— EXERCISE DESCRIPTION —
In the listing below, locate the lines that hold "label" and copy them.

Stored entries
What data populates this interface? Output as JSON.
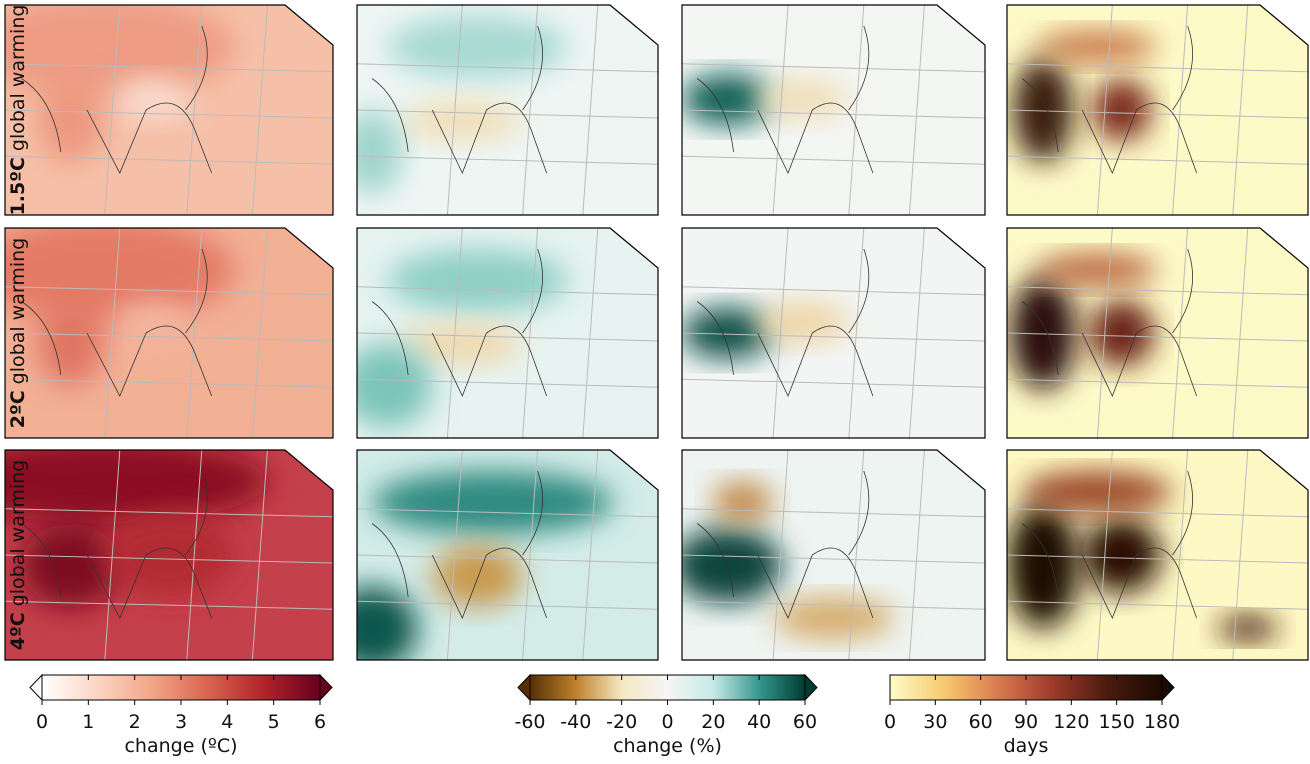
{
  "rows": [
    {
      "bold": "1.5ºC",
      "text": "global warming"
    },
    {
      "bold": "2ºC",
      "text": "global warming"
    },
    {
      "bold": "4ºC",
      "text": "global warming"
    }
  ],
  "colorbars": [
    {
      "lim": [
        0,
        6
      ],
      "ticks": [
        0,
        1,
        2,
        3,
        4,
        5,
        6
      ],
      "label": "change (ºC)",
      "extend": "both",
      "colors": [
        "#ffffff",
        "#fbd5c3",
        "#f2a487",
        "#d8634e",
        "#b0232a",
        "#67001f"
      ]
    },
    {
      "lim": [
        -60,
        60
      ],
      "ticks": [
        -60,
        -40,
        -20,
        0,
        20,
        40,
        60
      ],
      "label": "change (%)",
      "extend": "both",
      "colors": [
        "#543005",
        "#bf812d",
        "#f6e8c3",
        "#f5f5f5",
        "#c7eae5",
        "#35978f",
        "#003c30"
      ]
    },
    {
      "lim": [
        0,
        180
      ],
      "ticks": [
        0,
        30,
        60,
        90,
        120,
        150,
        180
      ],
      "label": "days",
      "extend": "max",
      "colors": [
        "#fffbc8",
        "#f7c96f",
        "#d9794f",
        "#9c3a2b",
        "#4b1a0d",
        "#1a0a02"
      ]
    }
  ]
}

— ANSWER TO THIS PROBLEM —
      "label": "change (ºC)",
      "label": "change (%)",
      "label": "days",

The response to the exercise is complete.